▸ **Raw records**
◇ ◇ ◇
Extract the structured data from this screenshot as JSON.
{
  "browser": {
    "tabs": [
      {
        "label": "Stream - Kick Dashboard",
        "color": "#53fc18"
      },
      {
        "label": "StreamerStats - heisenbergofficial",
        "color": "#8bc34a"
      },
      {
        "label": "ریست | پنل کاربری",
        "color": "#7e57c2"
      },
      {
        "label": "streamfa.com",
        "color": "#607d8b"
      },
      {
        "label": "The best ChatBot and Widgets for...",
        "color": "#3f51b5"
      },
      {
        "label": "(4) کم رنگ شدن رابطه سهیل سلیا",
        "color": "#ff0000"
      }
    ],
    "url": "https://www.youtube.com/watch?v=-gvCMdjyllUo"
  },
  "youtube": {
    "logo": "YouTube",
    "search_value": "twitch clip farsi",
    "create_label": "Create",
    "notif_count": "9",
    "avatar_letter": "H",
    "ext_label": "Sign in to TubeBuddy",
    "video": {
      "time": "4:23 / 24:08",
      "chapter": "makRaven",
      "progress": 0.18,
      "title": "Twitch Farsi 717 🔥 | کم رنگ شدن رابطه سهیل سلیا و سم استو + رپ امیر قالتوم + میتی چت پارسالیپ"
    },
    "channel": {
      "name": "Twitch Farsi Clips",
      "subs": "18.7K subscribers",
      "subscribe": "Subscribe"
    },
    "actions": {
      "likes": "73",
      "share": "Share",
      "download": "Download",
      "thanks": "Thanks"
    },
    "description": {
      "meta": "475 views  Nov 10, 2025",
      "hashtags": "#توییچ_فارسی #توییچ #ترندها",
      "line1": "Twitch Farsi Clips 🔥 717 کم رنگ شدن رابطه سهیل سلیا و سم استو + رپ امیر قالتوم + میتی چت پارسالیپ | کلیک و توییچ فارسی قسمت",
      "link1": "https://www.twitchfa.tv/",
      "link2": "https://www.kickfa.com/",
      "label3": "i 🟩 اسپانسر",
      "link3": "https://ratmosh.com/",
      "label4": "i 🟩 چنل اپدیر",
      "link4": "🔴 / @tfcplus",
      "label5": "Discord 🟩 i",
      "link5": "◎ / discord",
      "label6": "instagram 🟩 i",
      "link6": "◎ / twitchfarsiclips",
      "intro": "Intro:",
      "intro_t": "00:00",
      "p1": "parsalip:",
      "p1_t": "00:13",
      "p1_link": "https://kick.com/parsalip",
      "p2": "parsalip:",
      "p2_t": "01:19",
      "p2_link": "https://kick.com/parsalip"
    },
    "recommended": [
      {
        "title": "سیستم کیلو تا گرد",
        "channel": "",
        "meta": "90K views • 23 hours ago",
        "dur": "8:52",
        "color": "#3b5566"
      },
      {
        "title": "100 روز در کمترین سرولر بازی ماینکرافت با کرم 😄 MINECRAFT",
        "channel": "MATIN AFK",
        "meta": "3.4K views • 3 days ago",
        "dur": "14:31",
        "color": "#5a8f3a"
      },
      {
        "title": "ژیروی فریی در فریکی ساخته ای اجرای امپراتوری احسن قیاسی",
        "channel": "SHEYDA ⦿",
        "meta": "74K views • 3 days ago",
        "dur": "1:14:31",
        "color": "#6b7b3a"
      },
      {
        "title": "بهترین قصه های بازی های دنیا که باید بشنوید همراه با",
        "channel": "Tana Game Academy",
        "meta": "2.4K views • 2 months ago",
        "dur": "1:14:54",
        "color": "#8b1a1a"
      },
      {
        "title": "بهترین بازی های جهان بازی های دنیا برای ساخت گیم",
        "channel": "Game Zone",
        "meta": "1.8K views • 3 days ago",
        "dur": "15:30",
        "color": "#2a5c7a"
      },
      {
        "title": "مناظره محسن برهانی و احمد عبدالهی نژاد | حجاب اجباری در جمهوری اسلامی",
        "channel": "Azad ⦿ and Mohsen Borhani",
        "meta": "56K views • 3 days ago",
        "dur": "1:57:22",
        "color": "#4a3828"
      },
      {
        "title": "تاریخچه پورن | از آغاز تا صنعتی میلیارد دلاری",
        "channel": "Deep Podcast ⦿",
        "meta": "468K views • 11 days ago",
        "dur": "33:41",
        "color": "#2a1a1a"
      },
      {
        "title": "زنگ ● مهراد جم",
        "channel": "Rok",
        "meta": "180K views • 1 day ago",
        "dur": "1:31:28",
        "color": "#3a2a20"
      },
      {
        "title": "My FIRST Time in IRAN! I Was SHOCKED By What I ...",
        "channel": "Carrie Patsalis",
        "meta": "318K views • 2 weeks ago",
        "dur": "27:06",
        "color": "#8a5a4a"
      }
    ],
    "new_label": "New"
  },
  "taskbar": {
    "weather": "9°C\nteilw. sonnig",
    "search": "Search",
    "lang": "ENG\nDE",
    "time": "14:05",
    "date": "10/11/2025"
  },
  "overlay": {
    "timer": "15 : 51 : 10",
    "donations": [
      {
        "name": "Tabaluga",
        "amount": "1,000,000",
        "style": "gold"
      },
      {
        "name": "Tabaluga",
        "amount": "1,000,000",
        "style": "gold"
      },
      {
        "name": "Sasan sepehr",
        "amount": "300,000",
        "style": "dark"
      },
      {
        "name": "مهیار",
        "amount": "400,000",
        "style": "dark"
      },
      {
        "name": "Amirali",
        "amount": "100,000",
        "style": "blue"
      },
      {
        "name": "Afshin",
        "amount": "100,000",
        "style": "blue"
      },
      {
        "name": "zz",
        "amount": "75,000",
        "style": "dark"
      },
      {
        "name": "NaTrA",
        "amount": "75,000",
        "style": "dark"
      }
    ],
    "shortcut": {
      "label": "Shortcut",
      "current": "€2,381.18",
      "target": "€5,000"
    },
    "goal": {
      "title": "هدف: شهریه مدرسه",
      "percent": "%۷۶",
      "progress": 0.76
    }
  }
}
◇ ◇ ◇
▸ **EXERCISE PROMPT**
Set all of the records down again, exactly as they stand.

▸ **CORRECT RESULT**
Extract the structured data from this screenshot as JSON.
{
  "browser": {
    "tabs": [
      {
        "label": "Stream - Kick Dashboard",
        "color": "#53fc18"
      },
      {
        "label": "StreamerStats - heisenbergofficial",
        "color": "#8bc34a"
      },
      {
        "label": "ریست | پنل کاربری",
        "color": "#7e57c2"
      },
      {
        "label": "streamfa.com",
        "color": "#607d8b"
      },
      {
        "label": "The best ChatBot and Widgets for...",
        "color": "#3f51b5"
      },
      {
        "label": "(4) کم رنگ شدن رابطه سهیل سلیا",
        "color": "#ff0000"
      }
    ],
    "url": "https://www.youtube.com/watch?v=-gvCMdjyllUo"
  },
  "youtube": {
    "logo": "YouTube",
    "search_value": "twitch clip farsi",
    "create_label": "Create",
    "notif_count": "9",
    "avatar_letter": "H",
    "ext_label": "Sign in to TubeBuddy",
    "video": {
      "time": "4:23 / 24:08",
      "chapter": "makRaven",
      "progress": 0.18,
      "title": "Twitch Farsi 717 🔥 | کم رنگ شدن رابطه سهیل سلیا و سم استو + رپ امیر قالتوم + میتی چت پارسالیپ"
    },
    "channel": {
      "name": "Twitch Farsi Clips",
      "subs": "18.7K subscribers",
      "subscribe": "Subscribe"
    },
    "actions": {
      "likes": "73",
      "share": "Share",
      "download": "Download",
      "thanks": "Thanks"
    },
    "description": {
      "meta": "475 views  Nov 10, 2025",
      "hashtags": "#توییچ_فارسی #توییچ #ترندها",
      "line1": "Twitch Farsi Clips 🔥 717 کم رنگ شدن رابطه سهیل سلیا و سم استو + رپ امیر قالتوم + میتی چت پارسالیپ | کلیک و توییچ فارسی قسمت",
      "link1": "https://www.twitchfa.tv/",
      "link2": "https://www.kickfa.com/",
      "label3": "i 🟩 اسپانسر",
      "link3": "https://ratmosh.com/",
      "label4": "i 🟩 چنل اپدیر",
      "link4": "🔴 / @tfcplus",
      "label5": "Discord 🟩 i",
      "link5": "◎ / discord",
      "label6": "instagram 🟩 i",
      "link6": "◎ / twitchfarsiclips",
      "intro": "Intro:",
      "intro_t": "00:00",
      "p1": "parsalip:",
      "p1_t": "00:13",
      "p1_link": "https://kick.com/parsalip",
      "p2": "parsalip:",
      "p2_t": "01:19",
      "p2_link": "https://kick.com/parsalip"
    },
    "recommended": [
      {
        "title": "سیستم کیلو تا گرد",
        "channel": "",
        "meta": "90K views • 23 hours ago",
        "dur": "8:52",
        "color": "#3b5566"
      },
      {
        "title": "100 روز در کمترین سرولر بازی ماینکرافت با کرم 😄 MINECRAFT",
        "channel": "MATIN AFK",
        "meta": "3.4K views • 3 days ago",
        "dur": "14:31",
        "color": "#5a8f3a"
      },
      {
        "title": "ژیروی فریی در فریکی ساخته ای اجرای امپراتوری احسن قیاسی",
        "channel": "SHEYDA ⦿",
        "meta": "74K views • 3 days ago",
        "dur": "1:14:31",
        "color": "#6b7b3a"
      },
      {
        "title": "بهترین قصه های بازی های دنیا که باید بشنوید همراه با",
        "channel": "Tana Game Academy",
        "meta": "2.4K views • 2 months ago",
        "dur": "1:14:54",
        "color": "#8b1a1a"
      },
      {
        "title": "بهترین بازی های جهان بازی های دنیا برای ساخت گیم",
        "channel": "Game Zone",
        "meta": "1.8K views • 3 days ago",
        "dur": "15:30",
        "color": "#2a5c7a"
      },
      {
        "title": "مناظره محسن برهانی و احمد عبدالهی نژاد | حجاب اجباری در جمهوری اسلامی",
        "channel": "Azad ⦿ and Mohsen Borhani",
        "meta": "56K views • 3 days ago",
        "dur": "1:57:22",
        "color": "#4a3828"
      },
      {
        "title": "تاریخچه پورن | از آغاز تا صنعتی میلیارد دلاری",
        "channel": "Deep Podcast ⦿",
        "meta": "468K views • 11 days ago",
        "dur": "33:41",
        "color": "#2a1a1a"
      },
      {
        "title": "زنگ ● مهراد جم",
        "channel": "Rok",
        "meta": "180K views • 1 day ago",
        "dur": "1:31:28",
        "color": "#3a2a20"
      },
      {
        "title": "My FIRST Time in IRAN! I Was SHOCKED By What I ...",
        "channel": "Carrie Patsalis",
        "meta": "318K views • 2 weeks ago",
        "dur": "27:06",
        "color": "#8a5a4a"
      }
    ],
    "new_label": "New"
  },
  "taskbar": {
    "weather": "9°C\nteilw. sonnig",
    "search": "Search",
    "lang": "ENG\nDE",
    "time": "14:05",
    "date": "10/11/2025"
  },
  "overlay": {
    "timer": "15 : 51 : 10",
    "donations": [
      {
        "name": "Tabaluga",
        "amount": "1,000,000",
        "style": "gold"
      },
      {
        "name": "Tabaluga",
        "amount": "1,000,000",
        "style": "gold"
      },
      {
        "name": "Sasan sepehr",
        "amount": "300,000",
        "style": "dark"
      },
      {
        "name": "مهیار",
        "amount": "400,000",
        "style": "dark"
      },
      {
        "name": "Amirali",
        "amount": "100,000",
        "style": "blue"
      },
      {
        "name": "Afshin",
        "amount": "100,000",
        "style": "blue"
      },
      {
        "name": "zz",
        "amount": "75,000",
        "style": "dark"
      },
      {
        "name": "NaTrA",
        "amount": "75,000",
        "style": "dark"
      }
    ],
    "shortcut": {
      "label": "Shortcut",
      "current": "€2,381.18",
      "target": "€5,000"
    },
    "goal": {
      "title": "هدف: شهریه مدرسه",
      "percent": "%۷۶",
      "progress": 0.76
    }
  }
}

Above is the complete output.